== Written request ==
Comb through the entries for "naturliga" and pull out each line that holds it.

Saved data entries
:::::
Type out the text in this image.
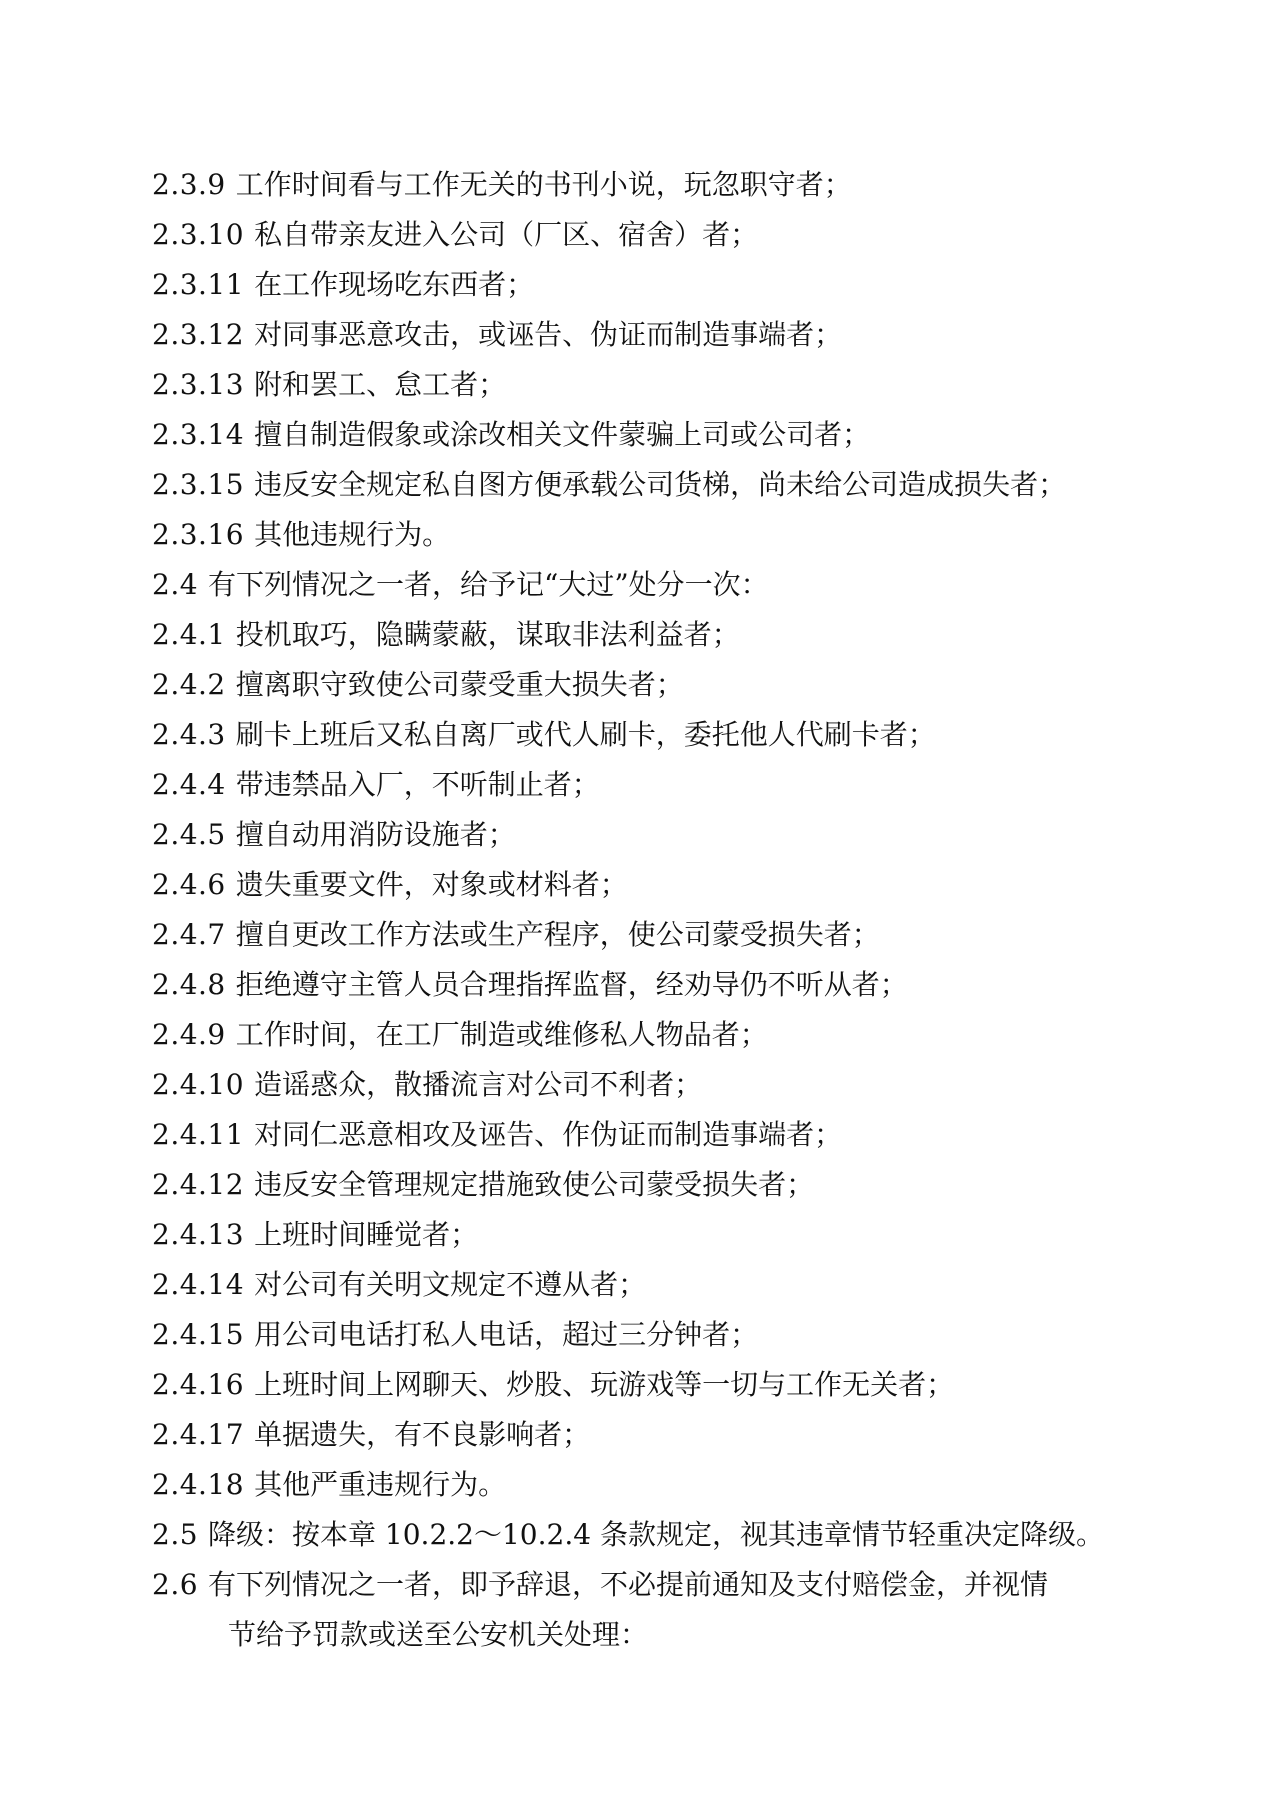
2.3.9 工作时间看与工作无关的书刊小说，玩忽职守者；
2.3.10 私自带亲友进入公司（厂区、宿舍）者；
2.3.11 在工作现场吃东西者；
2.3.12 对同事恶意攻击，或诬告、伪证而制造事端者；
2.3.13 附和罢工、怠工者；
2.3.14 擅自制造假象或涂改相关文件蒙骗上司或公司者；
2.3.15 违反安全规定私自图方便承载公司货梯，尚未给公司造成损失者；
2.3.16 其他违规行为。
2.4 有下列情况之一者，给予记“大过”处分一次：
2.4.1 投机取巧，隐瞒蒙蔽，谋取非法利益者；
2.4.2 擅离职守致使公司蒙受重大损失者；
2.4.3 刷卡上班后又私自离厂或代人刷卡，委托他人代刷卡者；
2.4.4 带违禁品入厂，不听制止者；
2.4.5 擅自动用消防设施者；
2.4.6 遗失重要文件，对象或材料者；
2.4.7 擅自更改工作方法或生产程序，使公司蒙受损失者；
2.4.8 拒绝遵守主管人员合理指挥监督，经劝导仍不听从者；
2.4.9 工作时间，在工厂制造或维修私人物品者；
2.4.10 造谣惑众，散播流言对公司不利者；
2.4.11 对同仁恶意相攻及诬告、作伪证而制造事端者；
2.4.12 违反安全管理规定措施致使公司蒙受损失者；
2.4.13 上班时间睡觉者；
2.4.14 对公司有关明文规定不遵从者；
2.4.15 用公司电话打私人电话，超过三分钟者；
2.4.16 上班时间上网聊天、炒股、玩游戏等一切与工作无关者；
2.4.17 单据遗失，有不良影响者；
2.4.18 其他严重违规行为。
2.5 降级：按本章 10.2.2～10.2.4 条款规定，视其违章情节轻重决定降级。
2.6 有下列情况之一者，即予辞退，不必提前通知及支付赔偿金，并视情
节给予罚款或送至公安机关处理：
:::::
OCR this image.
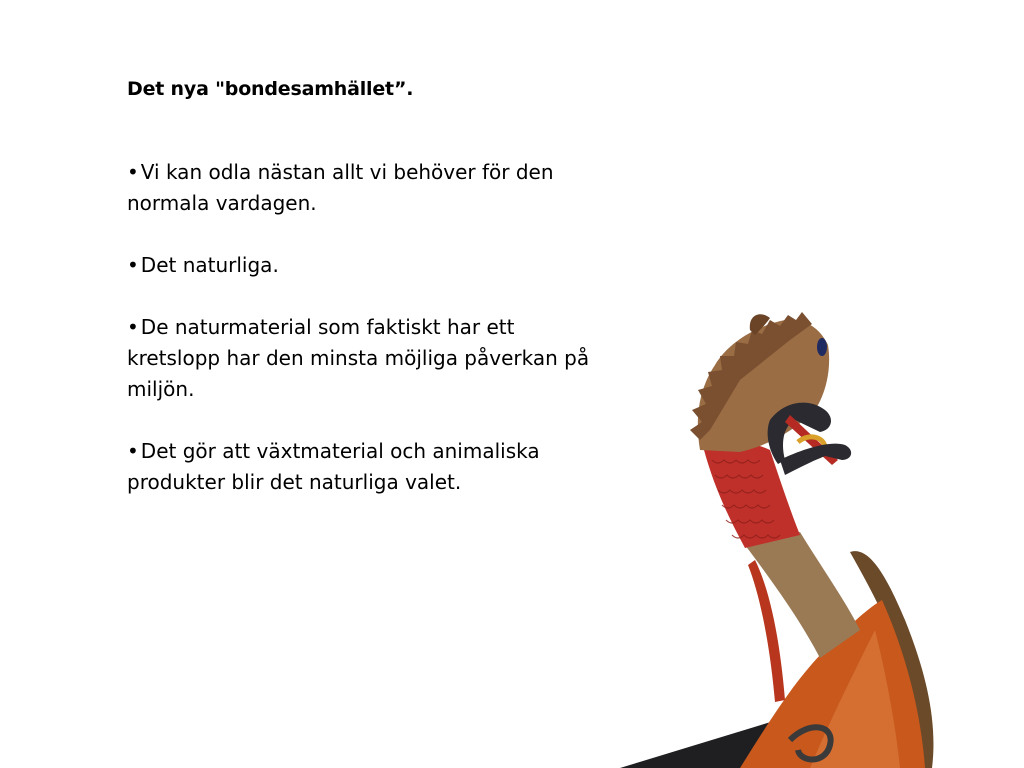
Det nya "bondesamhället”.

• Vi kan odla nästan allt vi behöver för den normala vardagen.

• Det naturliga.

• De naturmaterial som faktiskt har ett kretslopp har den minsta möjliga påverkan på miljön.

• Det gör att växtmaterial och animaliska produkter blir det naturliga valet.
:::::
== Completed task ==
• Det naturliga.
• Det gör att växtmaterial och animaliska produkter blir det naturliga valet.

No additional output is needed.